Collection entries:
+ + + + +
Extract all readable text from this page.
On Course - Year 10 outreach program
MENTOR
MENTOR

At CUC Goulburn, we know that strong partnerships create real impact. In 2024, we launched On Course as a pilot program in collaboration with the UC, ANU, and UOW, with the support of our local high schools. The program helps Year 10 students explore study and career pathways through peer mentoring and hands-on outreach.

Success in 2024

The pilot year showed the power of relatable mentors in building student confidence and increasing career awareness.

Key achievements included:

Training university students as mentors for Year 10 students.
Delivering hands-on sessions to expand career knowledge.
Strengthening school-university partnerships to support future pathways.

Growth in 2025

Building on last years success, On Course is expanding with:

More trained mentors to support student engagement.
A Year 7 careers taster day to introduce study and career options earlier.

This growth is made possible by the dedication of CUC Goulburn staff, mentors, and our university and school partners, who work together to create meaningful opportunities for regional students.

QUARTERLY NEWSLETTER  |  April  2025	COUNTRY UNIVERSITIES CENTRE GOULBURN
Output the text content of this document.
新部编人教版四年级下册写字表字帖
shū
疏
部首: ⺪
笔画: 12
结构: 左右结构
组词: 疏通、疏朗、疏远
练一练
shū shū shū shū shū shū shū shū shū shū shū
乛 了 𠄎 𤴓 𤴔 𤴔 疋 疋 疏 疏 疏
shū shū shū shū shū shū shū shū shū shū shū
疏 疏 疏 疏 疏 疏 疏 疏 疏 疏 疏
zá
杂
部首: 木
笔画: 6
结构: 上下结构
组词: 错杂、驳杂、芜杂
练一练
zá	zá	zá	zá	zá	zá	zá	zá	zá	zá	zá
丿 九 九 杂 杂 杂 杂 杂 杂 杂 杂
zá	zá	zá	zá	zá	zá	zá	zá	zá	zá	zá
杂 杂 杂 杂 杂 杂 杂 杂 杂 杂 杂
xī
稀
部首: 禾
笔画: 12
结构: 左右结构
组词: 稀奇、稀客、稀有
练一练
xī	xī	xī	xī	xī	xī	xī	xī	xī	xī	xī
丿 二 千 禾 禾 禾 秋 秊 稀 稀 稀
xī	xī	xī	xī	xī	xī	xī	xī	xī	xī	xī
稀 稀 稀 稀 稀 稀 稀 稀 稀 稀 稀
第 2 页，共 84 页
+ + + + +
**Directions:** Return every line from the one holding "Output the text content of this document." through the end of the data, exactly as it appears, with both ends kept and nothing else.

**Output for this exercise:**
Output the text content of this document.
新部编人教版四年级下册写字表字帖
shū
疏
部首: ⺪
笔画: 12
结构: 左右结构
组词: 疏通、疏朗、疏远
练一练
shū shū shū shū shū shū shū shū shū shū shū
乛 了 𠄎 𤴓 𤴔 𤴔 疋 疋 疏 疏 疏
shū shū shū shū shū shū shū shū shū shū shū
疏 疏 疏 疏 疏 疏 疏 疏 疏 疏 疏
zá
杂
部首: 木
笔画: 6
结构: 上下结构
组词: 错杂、驳杂、芜杂
练一练
zá	zá	zá	zá	zá	zá	zá	zá	zá	zá	zá
丿 九 九 杂 杂 杂 杂 杂 杂 杂 杂
zá	zá	zá	zá	zá	zá	zá	zá	zá	zá	zá
杂 杂 杂 杂 杂 杂 杂 杂 杂 杂 杂
xī
稀
部首: 禾
笔画: 12
结构: 左右结构
组词: 稀奇、稀客、稀有
练一练
xī	xī	xī	xī	xī	xī	xī	xī	xī	xī	xī
丿 二 千 禾 禾 禾 秋 秊 稀 稀 稀
xī	xī	xī	xī	xī	xī	xī	xī	xī	xī	xī
稀 稀 稀 稀 稀 稀 稀 稀 稀 稀 稀
第 2 页，共 84 页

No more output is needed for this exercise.